RECORDS
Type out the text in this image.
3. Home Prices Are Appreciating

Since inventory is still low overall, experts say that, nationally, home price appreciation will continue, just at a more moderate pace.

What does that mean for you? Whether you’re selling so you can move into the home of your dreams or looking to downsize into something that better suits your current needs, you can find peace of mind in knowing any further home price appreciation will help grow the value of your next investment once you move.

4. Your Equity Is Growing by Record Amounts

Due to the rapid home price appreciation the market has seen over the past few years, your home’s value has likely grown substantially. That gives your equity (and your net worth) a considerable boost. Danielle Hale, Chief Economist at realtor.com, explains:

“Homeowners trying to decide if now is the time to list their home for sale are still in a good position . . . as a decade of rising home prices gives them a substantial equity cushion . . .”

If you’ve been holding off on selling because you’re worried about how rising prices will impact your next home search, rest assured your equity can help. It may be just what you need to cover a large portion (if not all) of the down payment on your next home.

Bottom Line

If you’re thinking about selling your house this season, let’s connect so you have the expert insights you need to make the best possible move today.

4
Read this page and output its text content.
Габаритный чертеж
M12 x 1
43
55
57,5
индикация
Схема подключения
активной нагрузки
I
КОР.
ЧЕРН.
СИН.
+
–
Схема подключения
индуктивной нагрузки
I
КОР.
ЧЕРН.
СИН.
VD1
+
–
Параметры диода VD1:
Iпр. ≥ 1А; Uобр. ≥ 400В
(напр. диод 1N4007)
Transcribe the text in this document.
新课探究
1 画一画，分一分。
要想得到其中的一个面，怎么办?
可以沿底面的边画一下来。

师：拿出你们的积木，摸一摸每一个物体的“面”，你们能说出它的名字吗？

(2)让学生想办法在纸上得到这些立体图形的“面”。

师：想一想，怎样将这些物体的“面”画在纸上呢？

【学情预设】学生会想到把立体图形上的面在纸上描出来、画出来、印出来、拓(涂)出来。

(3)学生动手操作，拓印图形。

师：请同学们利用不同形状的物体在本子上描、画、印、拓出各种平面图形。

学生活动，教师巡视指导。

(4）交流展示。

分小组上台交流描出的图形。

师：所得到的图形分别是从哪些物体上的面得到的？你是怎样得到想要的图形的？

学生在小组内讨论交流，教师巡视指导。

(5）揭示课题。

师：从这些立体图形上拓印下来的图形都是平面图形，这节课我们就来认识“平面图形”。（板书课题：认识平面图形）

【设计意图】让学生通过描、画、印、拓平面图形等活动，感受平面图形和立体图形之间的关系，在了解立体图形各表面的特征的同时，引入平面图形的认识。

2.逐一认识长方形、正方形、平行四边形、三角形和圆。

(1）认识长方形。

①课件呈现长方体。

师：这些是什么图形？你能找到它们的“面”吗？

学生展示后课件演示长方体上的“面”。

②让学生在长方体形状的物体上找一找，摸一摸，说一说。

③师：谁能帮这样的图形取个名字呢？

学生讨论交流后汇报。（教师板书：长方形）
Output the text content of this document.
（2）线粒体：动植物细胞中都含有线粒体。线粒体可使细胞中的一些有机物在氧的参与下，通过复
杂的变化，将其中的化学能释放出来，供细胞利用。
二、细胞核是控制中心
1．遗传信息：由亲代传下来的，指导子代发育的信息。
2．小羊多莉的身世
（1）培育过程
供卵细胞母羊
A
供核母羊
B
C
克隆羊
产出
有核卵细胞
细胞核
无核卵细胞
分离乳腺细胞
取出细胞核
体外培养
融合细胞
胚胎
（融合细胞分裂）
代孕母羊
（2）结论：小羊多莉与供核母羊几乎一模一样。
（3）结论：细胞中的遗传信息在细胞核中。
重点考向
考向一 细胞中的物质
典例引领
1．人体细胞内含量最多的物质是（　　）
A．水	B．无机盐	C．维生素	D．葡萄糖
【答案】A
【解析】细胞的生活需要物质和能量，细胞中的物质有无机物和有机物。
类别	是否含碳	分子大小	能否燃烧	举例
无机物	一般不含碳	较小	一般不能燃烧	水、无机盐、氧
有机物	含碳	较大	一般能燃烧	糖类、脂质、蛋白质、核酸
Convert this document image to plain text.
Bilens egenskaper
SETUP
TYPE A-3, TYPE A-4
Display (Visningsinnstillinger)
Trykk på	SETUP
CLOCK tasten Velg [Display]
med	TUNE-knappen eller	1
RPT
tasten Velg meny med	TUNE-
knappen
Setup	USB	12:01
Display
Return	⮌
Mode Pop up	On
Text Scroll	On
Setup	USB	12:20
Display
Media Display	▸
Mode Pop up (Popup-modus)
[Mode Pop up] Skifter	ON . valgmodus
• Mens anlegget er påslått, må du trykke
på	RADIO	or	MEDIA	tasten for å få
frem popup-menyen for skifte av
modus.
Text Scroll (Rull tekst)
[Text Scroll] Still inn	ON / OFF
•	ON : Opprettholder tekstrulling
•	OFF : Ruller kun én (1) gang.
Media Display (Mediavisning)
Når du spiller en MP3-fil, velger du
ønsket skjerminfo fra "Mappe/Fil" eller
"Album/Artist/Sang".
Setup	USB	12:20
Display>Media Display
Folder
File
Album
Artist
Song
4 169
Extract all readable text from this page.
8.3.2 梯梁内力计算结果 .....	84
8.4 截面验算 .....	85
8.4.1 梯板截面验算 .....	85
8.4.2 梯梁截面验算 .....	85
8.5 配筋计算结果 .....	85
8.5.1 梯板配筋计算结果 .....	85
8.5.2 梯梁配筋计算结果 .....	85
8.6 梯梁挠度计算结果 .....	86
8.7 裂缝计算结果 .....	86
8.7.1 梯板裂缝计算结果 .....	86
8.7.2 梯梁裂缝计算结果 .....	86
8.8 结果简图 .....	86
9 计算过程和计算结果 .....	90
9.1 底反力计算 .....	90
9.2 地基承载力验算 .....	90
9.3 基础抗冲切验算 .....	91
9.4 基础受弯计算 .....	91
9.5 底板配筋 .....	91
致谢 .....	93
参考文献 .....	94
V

TASK TO CARRY OUT
Transcribe all entries exactly as they are given.

SOLVED PROBLEM
Type out the text in this image.
3. Home Prices Are Appreciating

Since inventory is still low overall, experts say that, nationally, home price appreciation will continue, just at a more moderate pace.

What does that mean for you? Whether you’re selling so you can move into the home of your dreams or looking to downsize into something that better suits your current needs, you can find peace of mind in knowing any further home price appreciation will help grow the value of your next investment once you move.

4. Your Equity Is Growing by Record Amounts

Due to the rapid home price appreciation the market has seen over the past few years, your home’s value has likely grown substantially. That gives your equity (and your net worth) a considerable boost. Danielle Hale, Chief Economist at realtor.com, explains:

“Homeowners trying to decide if now is the time to list their home for sale are still in a good position . . . as a decade of rising home prices gives them a substantial equity cushion . . .”

If you’ve been holding off on selling because you’re worried about how rising prices will impact your next home search, rest assured your equity can help. It may be just what you need to cover a large portion (if not all) of the down payment on your next home.

Bottom Line

If you’re thinking about selling your house this season, let’s connect so you have the expert insights you need to make the best possible move today.

4
Read this page and output its text content.
Габаритный чертеж
M12 x 1
43
55
57,5
индикация
Схема подключения
активной нагрузки
I
КОР.
ЧЕРН.
СИН.
+
–
Схема подключения
индуктивной нагрузки
I
КОР.
ЧЕРН.
СИН.
VD1
+
–
Параметры диода VD1:
Iпр. ≥ 1А; Uобр. ≥ 400В
(напр. диод 1N4007)
Transcribe the text in this document.
新课探究
1 画一画，分一分。
要想得到其中的一个面，怎么办?
可以沿底面的边画一下来。

师：拿出你们的积木，摸一摸每一个物体的“面”，你们能说出它的名字吗？

(2)让学生想办法在纸上得到这些立体图形的“面”。

师：想一想，怎样将这些物体的“面”画在纸上呢？

【学情预设】学生会想到把立体图形上的面在纸上描出来、画出来、印出来、拓(涂)出来。

(3)学生动手操作，拓印图形。

师：请同学们利用不同形状的物体在本子上描、画、印、拓出各种平面图形。

学生活动，教师巡视指导。

(4）交流展示。

分小组上台交流描出的图形。

师：所得到的图形分别是从哪些物体上的面得到的？你是怎样得到想要的图形的？

学生在小组内讨论交流，教师巡视指导。

(5）揭示课题。

师：从这些立体图形上拓印下来的图形都是平面图形，这节课我们就来认识“平面图形”。（板书课题：认识平面图形）

【设计意图】让学生通过描、画、印、拓平面图形等活动，感受平面图形和立体图形之间的关系，在了解立体图形各表面的特征的同时，引入平面图形的认识。

2.逐一认识长方形、正方形、平行四边形、三角形和圆。

(1）认识长方形。

①课件呈现长方体。

师：这些是什么图形？你能找到它们的“面”吗？

学生展示后课件演示长方体上的“面”。

②让学生在长方体形状的物体上找一找，摸一摸，说一说。

③师：谁能帮这样的图形取个名字呢？

学生讨论交流后汇报。（教师板书：长方形）
Output the text content of this document.
（2）线粒体：动植物细胞中都含有线粒体。线粒体可使细胞中的一些有机物在氧的参与下，通过复
杂的变化，将其中的化学能释放出来，供细胞利用。
二、细胞核是控制中心
1．遗传信息：由亲代传下来的，指导子代发育的信息。
2．小羊多莉的身世
（1）培育过程
供卵细胞母羊
A
供核母羊
B
C
克隆羊
产出
有核卵细胞
细胞核
无核卵细胞
分离乳腺细胞
取出细胞核
体外培养
融合细胞
胚胎
（融合细胞分裂）
代孕母羊
（2）结论：小羊多莉与供核母羊几乎一模一样。
（3）结论：细胞中的遗传信息在细胞核中。
重点考向
考向一 细胞中的物质
典例引领
1．人体细胞内含量最多的物质是（　　）
A．水	B．无机盐	C．维生素	D．葡萄糖
【答案】A
【解析】细胞的生活需要物质和能量，细胞中的物质有无机物和有机物。
类别	是否含碳	分子大小	能否燃烧	举例
无机物	一般不含碳	较小	一般不能燃烧	水、无机盐、氧
有机物	含碳	较大	一般能燃烧	糖类、脂质、蛋白质、核酸
Convert this document image to plain text.
Bilens egenskaper
SETUP
TYPE A-3, TYPE A-4
Display (Visningsinnstillinger)
Trykk på	SETUP
CLOCK tasten Velg [Display]
med	TUNE-knappen eller	1
RPT
tasten Velg meny med	TUNE-
knappen
Setup	USB	12:01
Display
Return	⮌
Mode Pop up	On
Text Scroll	On
Setup	USB	12:20
Display
Media Display	▸
Mode Pop up (Popup-modus)
[Mode Pop up] Skifter	ON . valgmodus
• Mens anlegget er påslått, må du trykke
på	RADIO	or	MEDIA	tasten for å få
frem popup-menyen for skifte av
modus.
Text Scroll (Rull tekst)
[Text Scroll] Still inn	ON / OFF
•	ON : Opprettholder tekstrulling
•	OFF : Ruller kun én (1) gang.
Media Display (Mediavisning)
Når du spiller en MP3-fil, velger du
ønsket skjerminfo fra "Mappe/Fil" eller
"Album/Artist/Sang".
Setup	USB	12:20
Display>Media Display
Folder
File
Album
Artist
Song
4 169
Extract all readable text from this page.
8.3.2 梯梁内力计算结果 .....	84
8.4 截面验算 .....	85
8.4.1 梯板截面验算 .....	85
8.4.2 梯梁截面验算 .....	85
8.5 配筋计算结果 .....	85
8.5.1 梯板配筋计算结果 .....	85
8.5.2 梯梁配筋计算结果 .....	85
8.6 梯梁挠度计算结果 .....	86
8.7 裂缝计算结果 .....	86
8.7.1 梯板裂缝计算结果 .....	86
8.7.2 梯梁裂缝计算结果 .....	86
8.8 结果简图 .....	86
9 计算过程和计算结果 .....	90
9.1 底反力计算 .....	90
9.2 地基承载力验算 .....	90
9.3 基础抗冲切验算 .....	91
9.4 基础受弯计算 .....	91
9.5 底板配筋 .....	91
致谢 .....	93
参考文献 .....	94
V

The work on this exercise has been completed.